* [Short task]:
Lines containing the word "class" are the ones to copy from the records below.
──────── Entries supplied
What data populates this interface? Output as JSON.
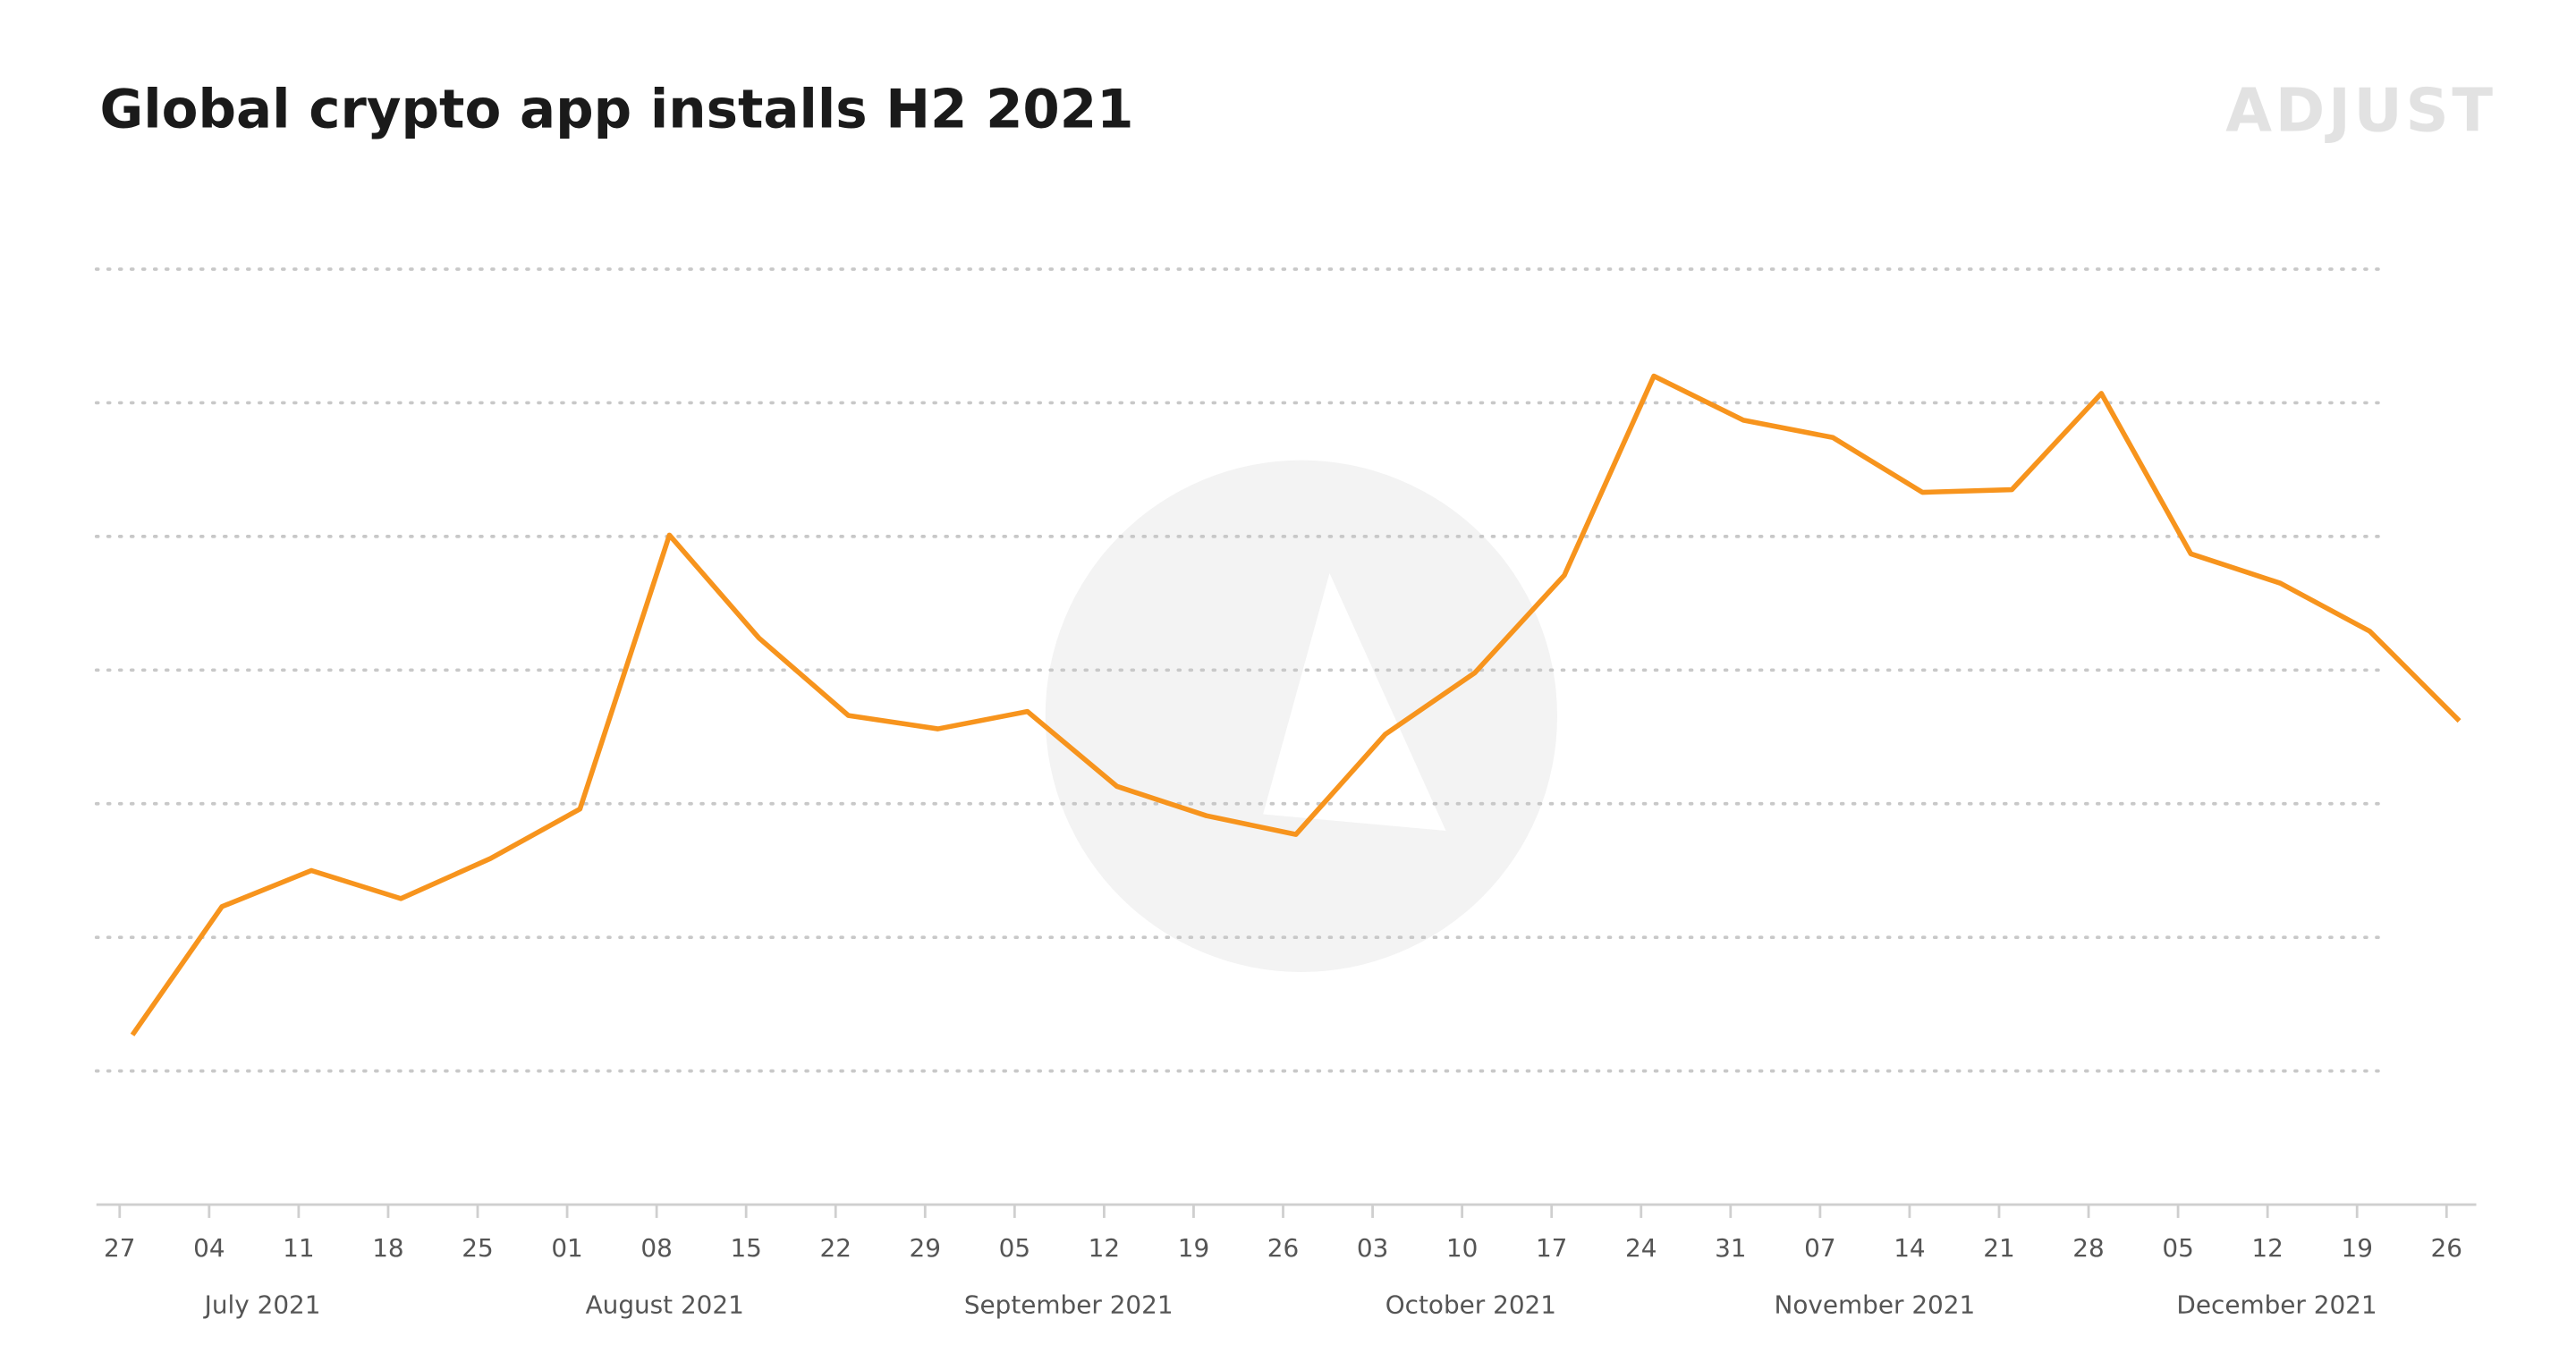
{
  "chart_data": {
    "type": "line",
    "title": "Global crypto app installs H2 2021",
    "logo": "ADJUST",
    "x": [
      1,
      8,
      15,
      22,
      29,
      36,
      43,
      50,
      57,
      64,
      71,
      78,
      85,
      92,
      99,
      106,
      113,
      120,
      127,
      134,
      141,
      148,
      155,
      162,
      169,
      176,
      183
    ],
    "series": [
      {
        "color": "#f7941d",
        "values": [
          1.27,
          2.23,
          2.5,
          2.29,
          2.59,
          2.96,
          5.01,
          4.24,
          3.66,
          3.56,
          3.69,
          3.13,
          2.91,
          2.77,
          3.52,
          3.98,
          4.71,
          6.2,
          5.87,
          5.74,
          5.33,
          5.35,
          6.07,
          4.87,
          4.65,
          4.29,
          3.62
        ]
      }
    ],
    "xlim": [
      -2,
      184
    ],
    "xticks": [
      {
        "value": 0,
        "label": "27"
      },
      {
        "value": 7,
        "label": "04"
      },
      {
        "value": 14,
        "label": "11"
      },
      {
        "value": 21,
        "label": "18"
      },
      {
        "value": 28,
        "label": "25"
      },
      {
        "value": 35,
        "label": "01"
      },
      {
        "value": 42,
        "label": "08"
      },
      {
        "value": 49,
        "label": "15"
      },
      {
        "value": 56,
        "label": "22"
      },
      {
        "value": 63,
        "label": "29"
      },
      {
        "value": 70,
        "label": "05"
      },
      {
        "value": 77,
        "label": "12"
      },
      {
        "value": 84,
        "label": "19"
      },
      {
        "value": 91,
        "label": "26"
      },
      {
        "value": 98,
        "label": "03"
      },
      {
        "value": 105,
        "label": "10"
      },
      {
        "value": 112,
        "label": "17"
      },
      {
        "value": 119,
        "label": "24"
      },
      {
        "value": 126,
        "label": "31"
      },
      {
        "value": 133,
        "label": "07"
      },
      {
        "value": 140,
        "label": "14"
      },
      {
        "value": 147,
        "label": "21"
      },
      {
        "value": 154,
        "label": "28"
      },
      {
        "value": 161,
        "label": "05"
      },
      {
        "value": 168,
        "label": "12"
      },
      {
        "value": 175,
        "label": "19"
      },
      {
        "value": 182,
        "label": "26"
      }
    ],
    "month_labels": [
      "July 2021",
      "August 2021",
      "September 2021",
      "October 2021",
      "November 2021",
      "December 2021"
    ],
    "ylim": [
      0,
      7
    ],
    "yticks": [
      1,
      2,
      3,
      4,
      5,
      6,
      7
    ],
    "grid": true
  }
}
────────────────
──────── Entries supplied
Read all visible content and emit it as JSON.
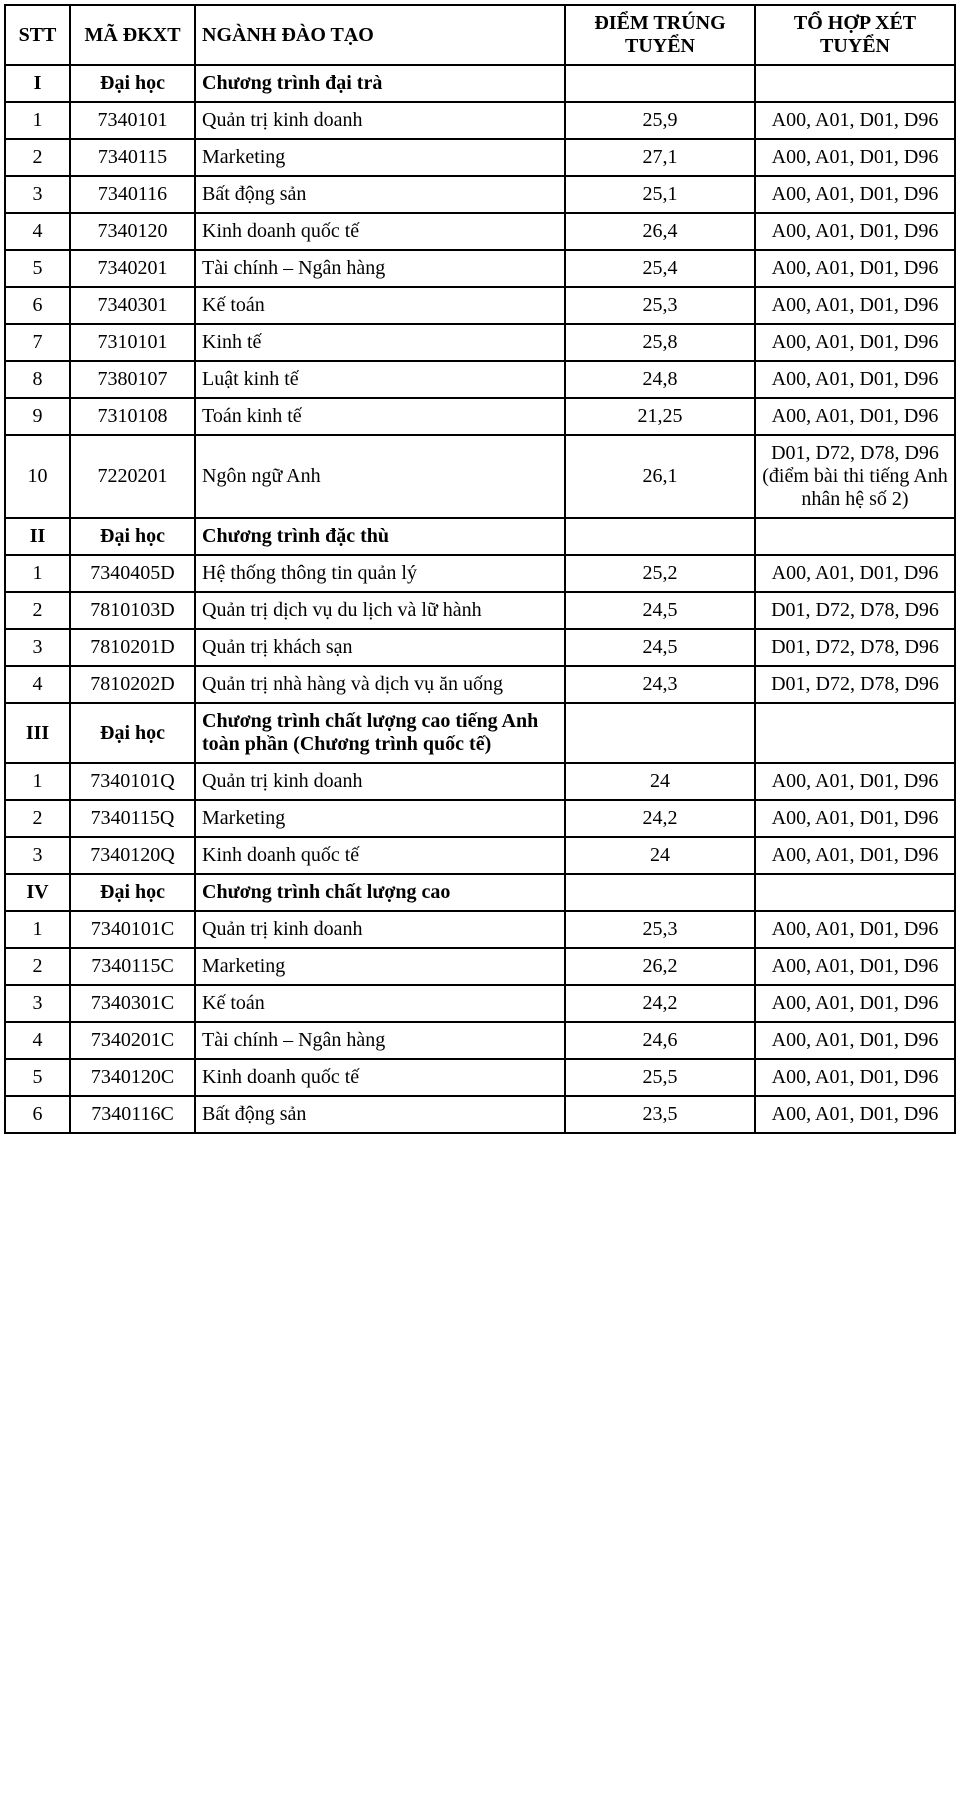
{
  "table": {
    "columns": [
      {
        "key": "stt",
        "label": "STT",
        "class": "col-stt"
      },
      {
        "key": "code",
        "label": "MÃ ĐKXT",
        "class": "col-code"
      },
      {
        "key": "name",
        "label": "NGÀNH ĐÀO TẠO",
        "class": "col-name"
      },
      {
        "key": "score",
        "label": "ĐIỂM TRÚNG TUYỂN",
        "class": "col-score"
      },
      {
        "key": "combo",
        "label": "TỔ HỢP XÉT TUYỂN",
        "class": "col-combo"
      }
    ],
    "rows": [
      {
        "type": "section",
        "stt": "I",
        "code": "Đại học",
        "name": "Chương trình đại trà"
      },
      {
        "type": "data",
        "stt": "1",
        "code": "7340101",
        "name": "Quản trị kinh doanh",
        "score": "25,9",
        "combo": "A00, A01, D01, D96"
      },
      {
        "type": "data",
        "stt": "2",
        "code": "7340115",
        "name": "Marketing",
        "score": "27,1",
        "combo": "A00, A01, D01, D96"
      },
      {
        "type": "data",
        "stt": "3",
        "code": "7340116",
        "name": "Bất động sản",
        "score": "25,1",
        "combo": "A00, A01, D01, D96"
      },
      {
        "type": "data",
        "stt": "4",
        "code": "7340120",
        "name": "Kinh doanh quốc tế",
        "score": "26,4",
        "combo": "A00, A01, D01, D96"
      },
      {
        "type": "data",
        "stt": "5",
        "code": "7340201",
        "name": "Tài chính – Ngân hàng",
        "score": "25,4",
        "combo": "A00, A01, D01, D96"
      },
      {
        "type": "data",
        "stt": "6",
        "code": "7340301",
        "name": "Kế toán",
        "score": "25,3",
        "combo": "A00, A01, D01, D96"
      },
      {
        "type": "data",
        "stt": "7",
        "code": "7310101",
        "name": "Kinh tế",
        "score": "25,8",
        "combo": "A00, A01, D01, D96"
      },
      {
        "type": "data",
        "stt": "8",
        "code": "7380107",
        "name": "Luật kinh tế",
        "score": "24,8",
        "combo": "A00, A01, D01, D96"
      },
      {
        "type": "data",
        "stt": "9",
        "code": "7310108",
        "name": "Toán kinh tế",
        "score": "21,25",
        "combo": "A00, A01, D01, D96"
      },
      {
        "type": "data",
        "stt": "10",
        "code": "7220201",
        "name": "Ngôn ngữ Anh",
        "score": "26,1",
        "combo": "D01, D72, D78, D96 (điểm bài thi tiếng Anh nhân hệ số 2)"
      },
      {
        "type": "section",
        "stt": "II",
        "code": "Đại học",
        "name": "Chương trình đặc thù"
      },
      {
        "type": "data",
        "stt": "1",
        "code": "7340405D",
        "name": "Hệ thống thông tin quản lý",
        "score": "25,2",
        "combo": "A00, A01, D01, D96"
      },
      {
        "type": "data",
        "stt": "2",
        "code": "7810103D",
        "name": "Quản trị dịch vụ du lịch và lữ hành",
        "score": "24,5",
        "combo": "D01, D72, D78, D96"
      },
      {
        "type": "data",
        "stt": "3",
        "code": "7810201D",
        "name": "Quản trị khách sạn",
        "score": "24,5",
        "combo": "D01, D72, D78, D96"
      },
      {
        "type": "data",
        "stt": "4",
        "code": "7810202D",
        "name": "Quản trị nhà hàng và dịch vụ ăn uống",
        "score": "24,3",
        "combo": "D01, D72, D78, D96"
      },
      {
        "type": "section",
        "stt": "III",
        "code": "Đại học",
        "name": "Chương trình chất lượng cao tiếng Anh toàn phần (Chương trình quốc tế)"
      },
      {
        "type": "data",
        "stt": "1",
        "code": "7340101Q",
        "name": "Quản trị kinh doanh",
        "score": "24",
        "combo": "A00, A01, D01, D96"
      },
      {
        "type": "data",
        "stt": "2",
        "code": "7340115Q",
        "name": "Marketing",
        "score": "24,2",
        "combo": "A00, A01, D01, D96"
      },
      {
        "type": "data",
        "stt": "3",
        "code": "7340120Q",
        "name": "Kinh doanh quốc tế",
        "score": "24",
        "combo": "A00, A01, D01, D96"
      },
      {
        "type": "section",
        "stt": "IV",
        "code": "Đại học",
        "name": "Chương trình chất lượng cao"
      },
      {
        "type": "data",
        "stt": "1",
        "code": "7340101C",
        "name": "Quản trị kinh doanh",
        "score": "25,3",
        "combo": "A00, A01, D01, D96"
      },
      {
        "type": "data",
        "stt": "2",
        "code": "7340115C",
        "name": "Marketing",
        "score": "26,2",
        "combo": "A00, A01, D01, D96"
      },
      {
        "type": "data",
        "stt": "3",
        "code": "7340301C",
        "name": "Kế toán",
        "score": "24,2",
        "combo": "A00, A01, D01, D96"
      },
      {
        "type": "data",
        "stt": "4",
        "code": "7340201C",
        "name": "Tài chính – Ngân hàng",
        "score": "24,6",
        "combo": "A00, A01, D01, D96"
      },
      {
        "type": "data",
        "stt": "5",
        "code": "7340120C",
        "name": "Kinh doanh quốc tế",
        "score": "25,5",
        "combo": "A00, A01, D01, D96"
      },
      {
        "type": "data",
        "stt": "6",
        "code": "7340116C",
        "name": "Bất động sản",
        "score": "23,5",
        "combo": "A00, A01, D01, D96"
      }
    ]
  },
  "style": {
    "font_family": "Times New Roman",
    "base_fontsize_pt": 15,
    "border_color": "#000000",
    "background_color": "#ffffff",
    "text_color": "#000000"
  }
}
────────────────
──────── Entries supplied
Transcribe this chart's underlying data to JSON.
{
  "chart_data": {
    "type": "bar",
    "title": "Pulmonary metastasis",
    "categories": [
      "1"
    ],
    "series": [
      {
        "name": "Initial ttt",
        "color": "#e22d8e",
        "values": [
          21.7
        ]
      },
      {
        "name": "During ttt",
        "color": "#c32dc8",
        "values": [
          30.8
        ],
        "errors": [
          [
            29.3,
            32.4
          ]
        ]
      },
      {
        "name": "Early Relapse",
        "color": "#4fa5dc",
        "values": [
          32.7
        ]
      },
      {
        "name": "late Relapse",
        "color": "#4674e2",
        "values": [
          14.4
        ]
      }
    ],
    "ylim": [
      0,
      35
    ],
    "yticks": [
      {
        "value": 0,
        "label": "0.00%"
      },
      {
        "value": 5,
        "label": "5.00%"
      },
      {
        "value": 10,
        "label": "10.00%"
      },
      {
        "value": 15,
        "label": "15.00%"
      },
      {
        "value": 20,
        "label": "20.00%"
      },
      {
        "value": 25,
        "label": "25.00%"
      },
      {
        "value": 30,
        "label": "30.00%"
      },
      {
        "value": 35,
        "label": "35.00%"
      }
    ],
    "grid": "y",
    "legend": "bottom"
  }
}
────────────────
* [Response for this exercise]:
        "class": "col-stt"
        "class": "col-code"
        "class": "col-name"
        "class": "col-score"
        "class": "col-combo"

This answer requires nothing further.